--- BEGIN Extract provided ---

Skip to main content

Training

Please ensure that you've built the foundational image docsaid_training_base_image from DocsaidKit.

If you haven't done so yet, please refer to the documentation of DocsaidKit.

# Build base image from docsaidkit at first
git clone https://github.com/DocsaidLab/DocsaidKit.git
cd DocsaidKit
bash docker/build.bash

Next, use the following command to build the Docker image for DocClassifier:

# Then build DocClassifier image
git clone https://github.com/DocsaidLab/DocClassifier.git
cd DocClassifier
bash docker/build.bash

Building the Environment

Below is our default Dockerfile designed specifically for model training. We provide a brief explanation of this file, which you can modify according to your needs:

  1. Base Image

    • FROM docsaid_training_base_image:latest
    • This line specifies the base image for the container, which is the latest version of docsaid_training_base_image. The base image serves as the starting point for building your Docker container, containing pre-configured operating systems and basic tools, which you can find in the DocsaidKit project.

--- END Extract provided ---
--- BEGIN Records shown ---

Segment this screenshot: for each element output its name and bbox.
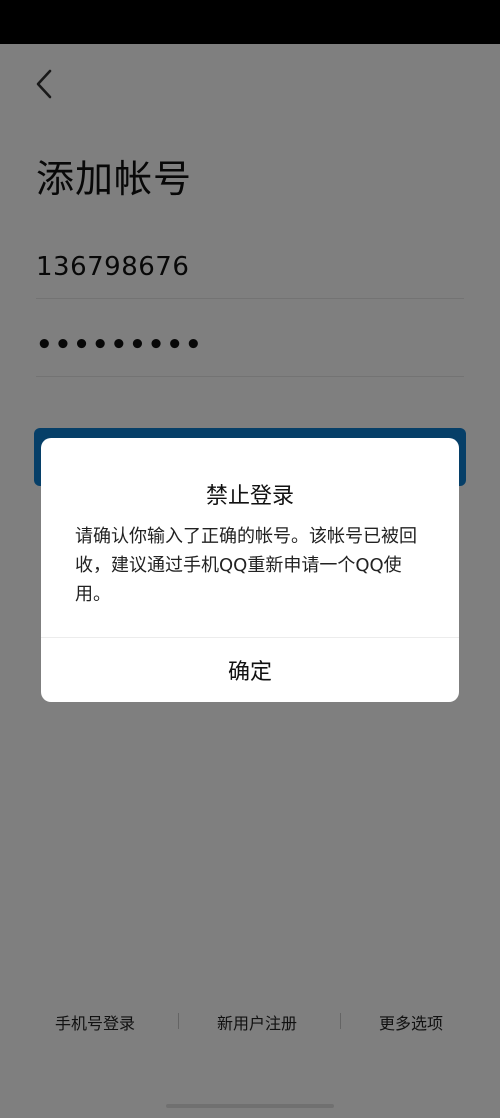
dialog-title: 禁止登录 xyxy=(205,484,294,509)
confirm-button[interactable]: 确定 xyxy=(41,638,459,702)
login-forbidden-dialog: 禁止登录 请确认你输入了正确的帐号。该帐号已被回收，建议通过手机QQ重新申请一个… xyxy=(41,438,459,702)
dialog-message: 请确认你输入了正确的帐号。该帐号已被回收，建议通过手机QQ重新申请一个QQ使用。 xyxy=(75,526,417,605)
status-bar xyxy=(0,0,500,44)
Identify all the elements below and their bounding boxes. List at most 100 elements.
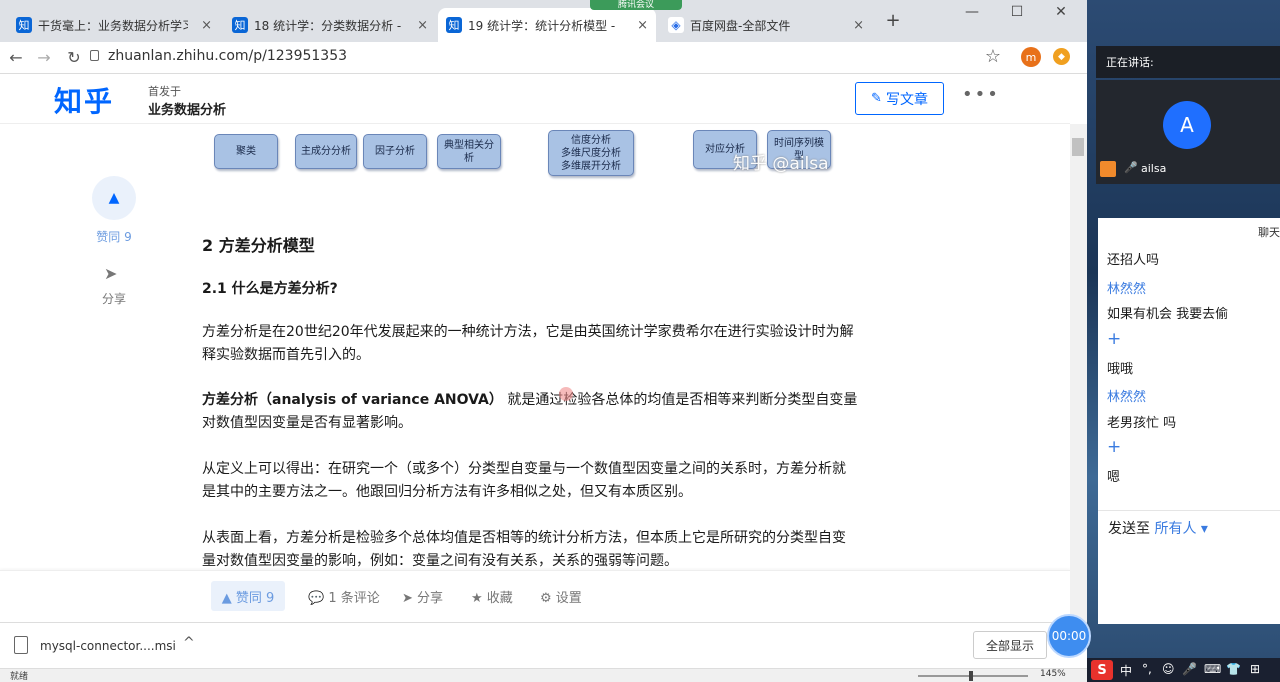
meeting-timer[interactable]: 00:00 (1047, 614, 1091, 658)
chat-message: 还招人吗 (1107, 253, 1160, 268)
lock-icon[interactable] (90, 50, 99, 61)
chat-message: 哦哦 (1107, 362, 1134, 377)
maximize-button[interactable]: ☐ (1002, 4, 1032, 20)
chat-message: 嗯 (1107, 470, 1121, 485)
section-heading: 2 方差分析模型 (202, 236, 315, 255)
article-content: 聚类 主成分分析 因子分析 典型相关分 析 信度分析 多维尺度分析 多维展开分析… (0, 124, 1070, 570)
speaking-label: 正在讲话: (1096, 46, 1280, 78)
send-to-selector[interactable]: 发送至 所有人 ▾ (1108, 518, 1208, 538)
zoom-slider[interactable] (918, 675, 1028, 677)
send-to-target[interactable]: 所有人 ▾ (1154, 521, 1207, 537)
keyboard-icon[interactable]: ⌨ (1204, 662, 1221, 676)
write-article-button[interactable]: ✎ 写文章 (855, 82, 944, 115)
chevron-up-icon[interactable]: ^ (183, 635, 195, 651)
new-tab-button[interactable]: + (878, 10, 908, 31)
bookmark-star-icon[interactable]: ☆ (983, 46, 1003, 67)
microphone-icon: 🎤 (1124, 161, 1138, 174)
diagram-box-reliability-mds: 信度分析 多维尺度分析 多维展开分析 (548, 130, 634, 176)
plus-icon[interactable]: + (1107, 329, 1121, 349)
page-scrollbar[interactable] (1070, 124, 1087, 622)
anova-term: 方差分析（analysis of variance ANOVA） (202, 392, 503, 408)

--- END Records shown ---

● **Required work**
1. Please decide whether each statement below agrees with the DocClassifier training page, answering yes or no and quoting the deciding words. (a) The Dockerfile uses the latest version of docsaid_training_base_image as its base image. (b) The DocClassifier image is built before the base image from DocsaidKit. (c) The base image contains pre-configured operating systems and basic tools.
2. From the DocClassifier training page, extract the passage from "Skip to main" up to and including "documentation of DocsaidKit.".

● **Answers for the exercise**
1.
(a) Yes: "FROM docsaid_training_base_image:latest"
(b) No: "# Build base image from docsaidkit at first"
(c) Yes: "containing pre-configured operating systems and basic tools"

2.
Skip to main content

Training

Please ensure that you've built the foundational image docsaid_training_base_image from DocsaidKit.

If you haven't done so yet, please refer to the documentation of DocsaidKit.